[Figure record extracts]

::::::::

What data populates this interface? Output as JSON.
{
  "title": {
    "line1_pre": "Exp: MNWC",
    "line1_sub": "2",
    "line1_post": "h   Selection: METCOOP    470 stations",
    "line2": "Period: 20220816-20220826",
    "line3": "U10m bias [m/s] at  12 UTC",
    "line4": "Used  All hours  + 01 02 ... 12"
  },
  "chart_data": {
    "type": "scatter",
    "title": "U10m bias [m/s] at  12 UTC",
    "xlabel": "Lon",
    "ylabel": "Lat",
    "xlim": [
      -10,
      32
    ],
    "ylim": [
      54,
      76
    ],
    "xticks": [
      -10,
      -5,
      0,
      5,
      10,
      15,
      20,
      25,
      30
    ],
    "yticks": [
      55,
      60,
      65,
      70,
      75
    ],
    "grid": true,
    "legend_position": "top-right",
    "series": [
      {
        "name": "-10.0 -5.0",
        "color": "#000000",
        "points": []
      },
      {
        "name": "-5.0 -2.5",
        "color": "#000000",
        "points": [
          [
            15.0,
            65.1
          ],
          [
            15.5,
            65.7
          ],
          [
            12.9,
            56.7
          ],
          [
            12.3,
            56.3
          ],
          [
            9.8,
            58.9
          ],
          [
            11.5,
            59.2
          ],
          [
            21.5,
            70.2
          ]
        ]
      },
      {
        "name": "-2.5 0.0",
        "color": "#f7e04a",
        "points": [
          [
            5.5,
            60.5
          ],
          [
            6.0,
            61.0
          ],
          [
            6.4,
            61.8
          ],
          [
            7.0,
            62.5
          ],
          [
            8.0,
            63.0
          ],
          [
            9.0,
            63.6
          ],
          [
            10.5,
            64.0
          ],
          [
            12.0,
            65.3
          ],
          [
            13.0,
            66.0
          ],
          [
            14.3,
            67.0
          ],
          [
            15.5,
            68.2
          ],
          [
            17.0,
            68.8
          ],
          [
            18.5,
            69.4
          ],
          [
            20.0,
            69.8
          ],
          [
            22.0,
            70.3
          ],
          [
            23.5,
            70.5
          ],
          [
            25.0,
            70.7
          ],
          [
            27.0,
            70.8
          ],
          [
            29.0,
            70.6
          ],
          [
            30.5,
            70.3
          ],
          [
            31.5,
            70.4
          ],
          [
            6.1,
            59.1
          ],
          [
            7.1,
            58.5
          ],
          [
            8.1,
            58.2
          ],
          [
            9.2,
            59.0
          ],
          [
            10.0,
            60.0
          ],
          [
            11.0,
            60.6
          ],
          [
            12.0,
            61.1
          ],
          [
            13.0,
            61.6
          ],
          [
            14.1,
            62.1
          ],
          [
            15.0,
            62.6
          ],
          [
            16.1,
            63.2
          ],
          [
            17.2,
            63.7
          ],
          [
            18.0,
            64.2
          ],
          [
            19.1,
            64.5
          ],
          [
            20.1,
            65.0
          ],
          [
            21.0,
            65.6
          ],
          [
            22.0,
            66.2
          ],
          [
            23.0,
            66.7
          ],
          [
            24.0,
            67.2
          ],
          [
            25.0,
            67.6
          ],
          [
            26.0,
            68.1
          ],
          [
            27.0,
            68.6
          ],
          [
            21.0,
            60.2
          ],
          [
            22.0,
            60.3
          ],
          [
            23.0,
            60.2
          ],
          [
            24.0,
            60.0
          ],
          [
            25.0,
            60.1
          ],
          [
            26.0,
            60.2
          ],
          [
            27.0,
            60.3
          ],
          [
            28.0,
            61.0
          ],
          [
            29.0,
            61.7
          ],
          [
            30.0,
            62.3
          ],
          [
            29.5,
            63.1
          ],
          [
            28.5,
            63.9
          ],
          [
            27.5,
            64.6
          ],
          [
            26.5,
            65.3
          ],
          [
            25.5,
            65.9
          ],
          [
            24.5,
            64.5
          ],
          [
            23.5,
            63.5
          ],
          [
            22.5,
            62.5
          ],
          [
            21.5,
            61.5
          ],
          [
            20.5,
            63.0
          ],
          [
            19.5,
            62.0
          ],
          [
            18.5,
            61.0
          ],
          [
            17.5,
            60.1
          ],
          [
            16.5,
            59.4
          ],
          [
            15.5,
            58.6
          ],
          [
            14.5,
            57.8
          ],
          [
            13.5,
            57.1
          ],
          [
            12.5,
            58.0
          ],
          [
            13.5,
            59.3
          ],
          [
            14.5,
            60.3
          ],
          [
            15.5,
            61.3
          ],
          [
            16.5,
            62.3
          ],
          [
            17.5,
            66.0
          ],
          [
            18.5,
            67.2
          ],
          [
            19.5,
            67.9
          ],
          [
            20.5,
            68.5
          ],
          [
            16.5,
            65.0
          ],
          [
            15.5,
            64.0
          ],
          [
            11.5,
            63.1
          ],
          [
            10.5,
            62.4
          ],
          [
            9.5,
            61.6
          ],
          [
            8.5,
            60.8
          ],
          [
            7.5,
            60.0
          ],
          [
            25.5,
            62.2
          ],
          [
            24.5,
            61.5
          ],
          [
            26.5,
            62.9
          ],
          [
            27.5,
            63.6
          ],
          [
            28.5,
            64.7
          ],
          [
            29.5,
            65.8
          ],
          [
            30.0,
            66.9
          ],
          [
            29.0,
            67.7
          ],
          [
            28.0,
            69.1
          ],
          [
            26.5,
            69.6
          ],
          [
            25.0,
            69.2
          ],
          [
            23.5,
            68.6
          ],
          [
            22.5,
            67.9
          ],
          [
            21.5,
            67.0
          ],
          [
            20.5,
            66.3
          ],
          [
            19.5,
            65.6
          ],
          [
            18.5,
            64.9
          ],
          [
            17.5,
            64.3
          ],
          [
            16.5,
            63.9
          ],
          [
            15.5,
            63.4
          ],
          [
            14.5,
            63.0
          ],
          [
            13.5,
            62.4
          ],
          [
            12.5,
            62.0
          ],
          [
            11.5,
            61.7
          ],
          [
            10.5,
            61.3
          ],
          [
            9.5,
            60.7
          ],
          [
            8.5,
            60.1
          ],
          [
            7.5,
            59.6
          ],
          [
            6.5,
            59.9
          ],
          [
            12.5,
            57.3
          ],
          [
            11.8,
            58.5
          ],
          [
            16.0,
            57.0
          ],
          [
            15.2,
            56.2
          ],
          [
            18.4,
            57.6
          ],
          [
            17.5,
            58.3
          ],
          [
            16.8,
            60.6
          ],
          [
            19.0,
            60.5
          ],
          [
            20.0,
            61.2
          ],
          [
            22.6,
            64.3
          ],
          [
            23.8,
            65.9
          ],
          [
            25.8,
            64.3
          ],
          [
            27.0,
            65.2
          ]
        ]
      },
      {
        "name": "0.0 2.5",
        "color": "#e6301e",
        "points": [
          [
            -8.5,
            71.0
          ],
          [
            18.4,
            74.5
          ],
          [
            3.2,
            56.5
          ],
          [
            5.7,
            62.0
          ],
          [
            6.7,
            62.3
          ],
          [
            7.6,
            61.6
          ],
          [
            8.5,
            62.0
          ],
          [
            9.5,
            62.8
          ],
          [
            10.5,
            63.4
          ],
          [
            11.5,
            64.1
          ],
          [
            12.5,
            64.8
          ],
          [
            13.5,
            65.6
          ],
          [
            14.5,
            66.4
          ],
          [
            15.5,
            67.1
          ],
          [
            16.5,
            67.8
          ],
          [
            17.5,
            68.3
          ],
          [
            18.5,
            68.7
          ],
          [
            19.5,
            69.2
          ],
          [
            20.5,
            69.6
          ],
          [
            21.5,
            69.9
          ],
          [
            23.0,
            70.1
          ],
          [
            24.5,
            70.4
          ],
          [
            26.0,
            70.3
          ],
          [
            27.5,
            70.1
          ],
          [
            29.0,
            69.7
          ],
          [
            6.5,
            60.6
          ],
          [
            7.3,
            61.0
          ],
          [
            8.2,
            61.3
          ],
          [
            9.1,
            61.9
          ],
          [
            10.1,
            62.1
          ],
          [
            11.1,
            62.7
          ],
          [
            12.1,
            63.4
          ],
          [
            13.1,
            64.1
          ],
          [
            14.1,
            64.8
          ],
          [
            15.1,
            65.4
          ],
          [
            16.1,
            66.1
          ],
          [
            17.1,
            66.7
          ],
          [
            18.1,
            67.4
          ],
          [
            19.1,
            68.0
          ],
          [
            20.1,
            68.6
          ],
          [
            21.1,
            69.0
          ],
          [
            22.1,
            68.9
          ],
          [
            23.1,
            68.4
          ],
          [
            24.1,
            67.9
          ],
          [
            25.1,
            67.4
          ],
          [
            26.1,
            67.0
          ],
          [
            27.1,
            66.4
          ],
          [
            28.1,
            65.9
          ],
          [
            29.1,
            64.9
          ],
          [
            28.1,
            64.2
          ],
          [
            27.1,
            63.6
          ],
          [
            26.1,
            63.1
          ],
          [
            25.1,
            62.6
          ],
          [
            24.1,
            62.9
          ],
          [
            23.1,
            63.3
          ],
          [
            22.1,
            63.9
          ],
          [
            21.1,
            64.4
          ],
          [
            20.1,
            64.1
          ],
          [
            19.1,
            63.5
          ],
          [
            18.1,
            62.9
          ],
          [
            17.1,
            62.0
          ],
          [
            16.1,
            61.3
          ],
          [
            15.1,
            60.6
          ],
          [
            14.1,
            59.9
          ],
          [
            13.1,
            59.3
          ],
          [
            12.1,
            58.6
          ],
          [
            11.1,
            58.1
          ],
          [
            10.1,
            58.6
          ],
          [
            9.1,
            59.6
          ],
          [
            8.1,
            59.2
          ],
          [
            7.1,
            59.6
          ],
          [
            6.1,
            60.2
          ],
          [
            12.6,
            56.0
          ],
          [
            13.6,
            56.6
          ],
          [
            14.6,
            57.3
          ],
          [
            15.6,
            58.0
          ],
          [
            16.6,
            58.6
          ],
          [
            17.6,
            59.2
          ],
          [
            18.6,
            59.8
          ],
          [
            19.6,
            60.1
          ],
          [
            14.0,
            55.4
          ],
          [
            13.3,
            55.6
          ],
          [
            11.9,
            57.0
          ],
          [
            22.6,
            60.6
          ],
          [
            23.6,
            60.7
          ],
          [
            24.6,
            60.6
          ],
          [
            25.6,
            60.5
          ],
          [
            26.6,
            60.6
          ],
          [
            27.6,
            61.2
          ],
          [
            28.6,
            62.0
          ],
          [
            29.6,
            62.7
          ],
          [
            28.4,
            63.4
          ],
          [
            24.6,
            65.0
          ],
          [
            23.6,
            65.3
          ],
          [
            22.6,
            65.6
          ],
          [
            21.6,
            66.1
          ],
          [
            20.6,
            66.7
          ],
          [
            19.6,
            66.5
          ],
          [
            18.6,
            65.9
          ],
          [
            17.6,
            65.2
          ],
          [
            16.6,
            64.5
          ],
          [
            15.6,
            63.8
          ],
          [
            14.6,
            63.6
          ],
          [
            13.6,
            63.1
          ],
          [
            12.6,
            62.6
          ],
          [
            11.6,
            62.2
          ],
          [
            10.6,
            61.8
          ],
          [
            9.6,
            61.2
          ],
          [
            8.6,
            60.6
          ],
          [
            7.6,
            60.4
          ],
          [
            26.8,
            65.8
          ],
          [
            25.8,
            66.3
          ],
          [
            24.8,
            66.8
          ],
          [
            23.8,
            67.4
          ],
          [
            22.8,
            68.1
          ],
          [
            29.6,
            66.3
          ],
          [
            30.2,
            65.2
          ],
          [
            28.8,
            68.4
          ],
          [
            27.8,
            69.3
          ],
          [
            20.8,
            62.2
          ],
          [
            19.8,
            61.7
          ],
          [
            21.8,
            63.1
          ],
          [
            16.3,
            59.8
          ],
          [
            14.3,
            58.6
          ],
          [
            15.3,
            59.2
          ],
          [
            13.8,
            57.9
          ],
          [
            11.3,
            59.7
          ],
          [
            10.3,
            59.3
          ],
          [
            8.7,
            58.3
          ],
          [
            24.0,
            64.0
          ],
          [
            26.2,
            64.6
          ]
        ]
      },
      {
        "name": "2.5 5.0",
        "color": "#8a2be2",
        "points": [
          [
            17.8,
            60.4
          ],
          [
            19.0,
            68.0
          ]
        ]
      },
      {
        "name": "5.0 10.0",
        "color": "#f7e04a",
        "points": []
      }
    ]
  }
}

::::::::

Task description
Filter the listing for the word "bias" and copy every line that holds it.

Expected output
    "line3": "U10m bias [m/s] at  12 UTC",
    "title": "U10m bias [m/s] at  12 UTC",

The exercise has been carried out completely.